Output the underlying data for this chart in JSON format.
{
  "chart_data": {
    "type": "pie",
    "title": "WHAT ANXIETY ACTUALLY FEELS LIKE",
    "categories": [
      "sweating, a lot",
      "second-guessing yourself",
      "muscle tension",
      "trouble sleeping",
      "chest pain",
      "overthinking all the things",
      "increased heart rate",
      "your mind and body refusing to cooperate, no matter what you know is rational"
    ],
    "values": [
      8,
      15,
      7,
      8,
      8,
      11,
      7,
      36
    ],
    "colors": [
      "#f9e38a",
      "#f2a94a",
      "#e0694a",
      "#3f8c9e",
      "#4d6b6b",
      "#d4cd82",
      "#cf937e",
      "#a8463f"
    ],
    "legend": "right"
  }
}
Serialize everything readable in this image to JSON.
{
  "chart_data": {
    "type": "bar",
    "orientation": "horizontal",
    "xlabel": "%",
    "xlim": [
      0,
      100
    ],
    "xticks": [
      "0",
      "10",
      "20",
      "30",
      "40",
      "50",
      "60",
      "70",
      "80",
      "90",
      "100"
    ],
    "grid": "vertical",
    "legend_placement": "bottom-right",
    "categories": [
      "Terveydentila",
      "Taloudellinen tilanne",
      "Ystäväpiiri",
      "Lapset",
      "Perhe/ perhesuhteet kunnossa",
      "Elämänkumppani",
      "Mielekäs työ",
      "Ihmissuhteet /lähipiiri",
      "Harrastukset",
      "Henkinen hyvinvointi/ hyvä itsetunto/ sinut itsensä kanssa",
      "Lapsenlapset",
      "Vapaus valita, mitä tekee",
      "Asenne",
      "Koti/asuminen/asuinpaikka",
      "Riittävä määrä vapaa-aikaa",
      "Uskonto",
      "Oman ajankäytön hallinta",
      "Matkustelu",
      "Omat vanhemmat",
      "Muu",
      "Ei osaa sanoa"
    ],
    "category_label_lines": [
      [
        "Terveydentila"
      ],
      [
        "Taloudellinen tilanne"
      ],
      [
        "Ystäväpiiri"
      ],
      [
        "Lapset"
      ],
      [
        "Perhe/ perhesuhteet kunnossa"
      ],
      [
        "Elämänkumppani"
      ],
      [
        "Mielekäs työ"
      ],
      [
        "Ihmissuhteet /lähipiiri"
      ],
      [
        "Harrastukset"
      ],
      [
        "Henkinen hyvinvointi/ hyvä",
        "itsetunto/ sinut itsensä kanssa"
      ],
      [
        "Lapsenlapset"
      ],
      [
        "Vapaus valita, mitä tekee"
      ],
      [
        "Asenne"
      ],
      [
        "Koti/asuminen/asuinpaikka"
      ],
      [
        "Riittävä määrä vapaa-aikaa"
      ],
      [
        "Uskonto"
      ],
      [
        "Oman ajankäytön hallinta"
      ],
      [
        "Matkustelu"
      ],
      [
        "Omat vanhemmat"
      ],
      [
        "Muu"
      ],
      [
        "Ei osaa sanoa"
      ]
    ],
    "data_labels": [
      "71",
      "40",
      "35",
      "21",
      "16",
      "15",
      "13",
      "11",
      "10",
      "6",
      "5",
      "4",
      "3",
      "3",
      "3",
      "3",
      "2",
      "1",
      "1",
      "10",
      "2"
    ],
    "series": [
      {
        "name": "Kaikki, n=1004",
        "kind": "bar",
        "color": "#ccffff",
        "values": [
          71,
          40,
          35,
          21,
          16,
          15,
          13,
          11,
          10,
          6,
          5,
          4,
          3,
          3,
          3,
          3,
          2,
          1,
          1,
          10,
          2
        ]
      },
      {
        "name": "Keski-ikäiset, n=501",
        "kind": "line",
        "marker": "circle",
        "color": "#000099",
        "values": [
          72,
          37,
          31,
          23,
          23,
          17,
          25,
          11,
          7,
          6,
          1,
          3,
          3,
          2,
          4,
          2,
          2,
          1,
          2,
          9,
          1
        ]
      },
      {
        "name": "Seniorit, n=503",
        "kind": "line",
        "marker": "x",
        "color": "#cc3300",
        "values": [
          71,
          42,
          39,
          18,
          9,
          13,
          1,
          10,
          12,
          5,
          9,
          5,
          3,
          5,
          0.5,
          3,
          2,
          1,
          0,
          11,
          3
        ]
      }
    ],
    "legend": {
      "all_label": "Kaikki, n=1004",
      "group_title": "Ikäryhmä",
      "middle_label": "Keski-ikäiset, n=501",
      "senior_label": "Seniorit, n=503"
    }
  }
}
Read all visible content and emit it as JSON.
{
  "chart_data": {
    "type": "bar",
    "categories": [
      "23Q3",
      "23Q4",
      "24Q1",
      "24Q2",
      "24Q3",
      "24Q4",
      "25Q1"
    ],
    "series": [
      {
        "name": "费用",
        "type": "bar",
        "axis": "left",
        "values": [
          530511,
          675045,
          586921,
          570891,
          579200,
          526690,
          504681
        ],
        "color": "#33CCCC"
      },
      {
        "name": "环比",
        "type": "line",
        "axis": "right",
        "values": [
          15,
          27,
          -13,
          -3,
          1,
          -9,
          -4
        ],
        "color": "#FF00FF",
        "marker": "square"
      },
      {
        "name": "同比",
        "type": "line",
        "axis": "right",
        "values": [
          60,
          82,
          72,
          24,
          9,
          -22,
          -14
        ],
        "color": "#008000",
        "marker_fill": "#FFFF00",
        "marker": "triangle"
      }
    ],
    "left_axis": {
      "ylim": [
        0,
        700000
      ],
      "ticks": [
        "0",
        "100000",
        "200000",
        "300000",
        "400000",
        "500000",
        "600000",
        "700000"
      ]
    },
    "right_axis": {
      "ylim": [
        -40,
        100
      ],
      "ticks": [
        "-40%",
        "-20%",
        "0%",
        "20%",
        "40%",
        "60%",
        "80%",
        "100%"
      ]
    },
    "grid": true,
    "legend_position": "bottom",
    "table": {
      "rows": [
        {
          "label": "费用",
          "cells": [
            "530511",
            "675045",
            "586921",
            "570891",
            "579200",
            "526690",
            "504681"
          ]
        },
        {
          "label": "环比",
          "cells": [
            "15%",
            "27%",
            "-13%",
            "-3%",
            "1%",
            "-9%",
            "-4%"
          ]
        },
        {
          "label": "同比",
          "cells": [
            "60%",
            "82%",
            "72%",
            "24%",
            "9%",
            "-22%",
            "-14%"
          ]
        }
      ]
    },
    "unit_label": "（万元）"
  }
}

★ ★ ★ ★

Extract all of the data above and output it character for character.

- Solution for this task:
Output the underlying data for this chart in JSON format.
{
  "chart_data": {
    "type": "pie",
    "title": "WHAT ANXIETY ACTUALLY FEELS LIKE",
    "categories": [
      "sweating, a lot",
      "second-guessing yourself",
      "muscle tension",
      "trouble sleeping",
      "chest pain",
      "overthinking all the things",
      "increased heart rate",
      "your mind and body refusing to cooperate, no matter what you know is rational"
    ],
    "values": [
      8,
      15,
      7,
      8,
      8,
      11,
      7,
      36
    ],
    "colors": [
      "#f9e38a",
      "#f2a94a",
      "#e0694a",
      "#3f8c9e",
      "#4d6b6b",
      "#d4cd82",
      "#cf937e",
      "#a8463f"
    ],
    "legend": "right"
  }
}
Serialize everything readable in this image to JSON.
{
  "chart_data": {
    "type": "bar",
    "orientation": "horizontal",
    "xlabel": "%",
    "xlim": [
      0,
      100
    ],
    "xticks": [
      "0",
      "10",
      "20",
      "30",
      "40",
      "50",
      "60",
      "70",
      "80",
      "90",
      "100"
    ],
    "grid": "vertical",
    "legend_placement": "bottom-right",
    "categories": [
      "Terveydentila",
      "Taloudellinen tilanne",
      "Ystäväpiiri",
      "Lapset",
      "Perhe/ perhesuhteet kunnossa",
      "Elämänkumppani",
      "Mielekäs työ",
      "Ihmissuhteet /lähipiiri",
      "Harrastukset",
      "Henkinen hyvinvointi/ hyvä itsetunto/ sinut itsensä kanssa",
      "Lapsenlapset",
      "Vapaus valita, mitä tekee",
      "Asenne",
      "Koti/asuminen/asuinpaikka",
      "Riittävä määrä vapaa-aikaa",
      "Uskonto",
      "Oman ajankäytön hallinta",
      "Matkustelu",
      "Omat vanhemmat",
      "Muu",
      "Ei osaa sanoa"
    ],
    "category_label_lines": [
      [
        "Terveydentila"
      ],
      [
        "Taloudellinen tilanne"
      ],
      [
        "Ystäväpiiri"
      ],
      [
        "Lapset"
      ],
      [
        "Perhe/ perhesuhteet kunnossa"
      ],
      [
        "Elämänkumppani"
      ],
      [
        "Mielekäs työ"
      ],
      [
        "Ihmissuhteet /lähipiiri"
      ],
      [
        "Harrastukset"
      ],
      [
        "Henkinen hyvinvointi/ hyvä",
        "itsetunto/ sinut itsensä kanssa"
      ],
      [
        "Lapsenlapset"
      ],
      [
        "Vapaus valita, mitä tekee"
      ],
      [
        "Asenne"
      ],
      [
        "Koti/asuminen/asuinpaikka"
      ],
      [
        "Riittävä määrä vapaa-aikaa"
      ],
      [
        "Uskonto"
      ],
      [
        "Oman ajankäytön hallinta"
      ],
      [
        "Matkustelu"
      ],
      [
        "Omat vanhemmat"
      ],
      [
        "Muu"
      ],
      [
        "Ei osaa sanoa"
      ]
    ],
    "data_labels": [
      "71",
      "40",
      "35",
      "21",
      "16",
      "15",
      "13",
      "11",
      "10",
      "6",
      "5",
      "4",
      "3",
      "3",
      "3",
      "3",
      "2",
      "1",
      "1",
      "10",
      "2"
    ],
    "series": [
      {
        "name": "Kaikki, n=1004",
        "kind": "bar",
        "color": "#ccffff",
        "values": [
          71,
          40,
          35,
          21,
          16,
          15,
          13,
          11,
          10,
          6,
          5,
          4,
          3,
          3,
          3,
          3,
          2,
          1,
          1,
          10,
          2
        ]
      },
      {
        "name": "Keski-ikäiset, n=501",
        "kind": "line",
        "marker": "circle",
        "color": "#000099",
        "values": [
          72,
          37,
          31,
          23,
          23,
          17,
          25,
          11,
          7,
          6,
          1,
          3,
          3,
          2,
          4,
          2,
          2,
          1,
          2,
          9,
          1
        ]
      },
      {
        "name": "Seniorit, n=503",
        "kind": "line",
        "marker": "x",
        "color": "#cc3300",
        "values": [
          71,
          42,
          39,
          18,
          9,
          13,
          1,
          10,
          12,
          5,
          9,
          5,
          3,
          5,
          0.5,
          3,
          2,
          1,
          0,
          11,
          3
        ]
      }
    ],
    "legend": {
      "all_label": "Kaikki, n=1004",
      "group_title": "Ikäryhmä",
      "middle_label": "Keski-ikäiset, n=501",
      "senior_label": "Seniorit, n=503"
    }
  }
}
Read all visible content and emit it as JSON.
{
  "chart_data": {
    "type": "bar",
    "categories": [
      "23Q3",
      "23Q4",
      "24Q1",
      "24Q2",
      "24Q3",
      "24Q4",
      "25Q1"
    ],
    "series": [
      {
        "name": "费用",
        "type": "bar",
        "axis": "left",
        "values": [
          530511,
          675045,
          586921,
          570891,
          579200,
          526690,
          504681
        ],
        "color": "#33CCCC"
      },
      {
        "name": "环比",
        "type": "line",
        "axis": "right",
        "values": [
          15,
          27,
          -13,
          -3,
          1,
          -9,
          -4
        ],
        "color": "#FF00FF",
        "marker": "square"
      },
      {
        "name": "同比",
        "type": "line",
        "axis": "right",
        "values": [
          60,
          82,
          72,
          24,
          9,
          -22,
          -14
        ],
        "color": "#008000",
        "marker_fill": "#FFFF00",
        "marker": "triangle"
      }
    ],
    "left_axis": {
      "ylim": [
        0,
        700000
      ],
      "ticks": [
        "0",
        "100000",
        "200000",
        "300000",
        "400000",
        "500000",
        "600000",
        "700000"
      ]
    },
    "right_axis": {
      "ylim": [
        -40,
        100
      ],
      "ticks": [
        "-40%",
        "-20%",
        "0%",
        "20%",
        "40%",
        "60%",
        "80%",
        "100%"
      ]
    },
    "grid": true,
    "legend_position": "bottom",
    "table": {
      "rows": [
        {
          "label": "费用",
          "cells": [
            "530511",
            "675045",
            "586921",
            "570891",
            "579200",
            "526690",
            "504681"
          ]
        },
        {
          "label": "环比",
          "cells": [
            "15%",
            "27%",
            "-13%",
            "-3%",
            "1%",
            "-9%",
            "-4%"
          ]
        },
        {
          "label": "同比",
          "cells": [
            "60%",
            "82%",
            "72%",
            "24%",
            "9%",
            "-22%",
            "-14%"
          ]
        }
      ]
    },
    "unit_label": "（万元）"
  }
}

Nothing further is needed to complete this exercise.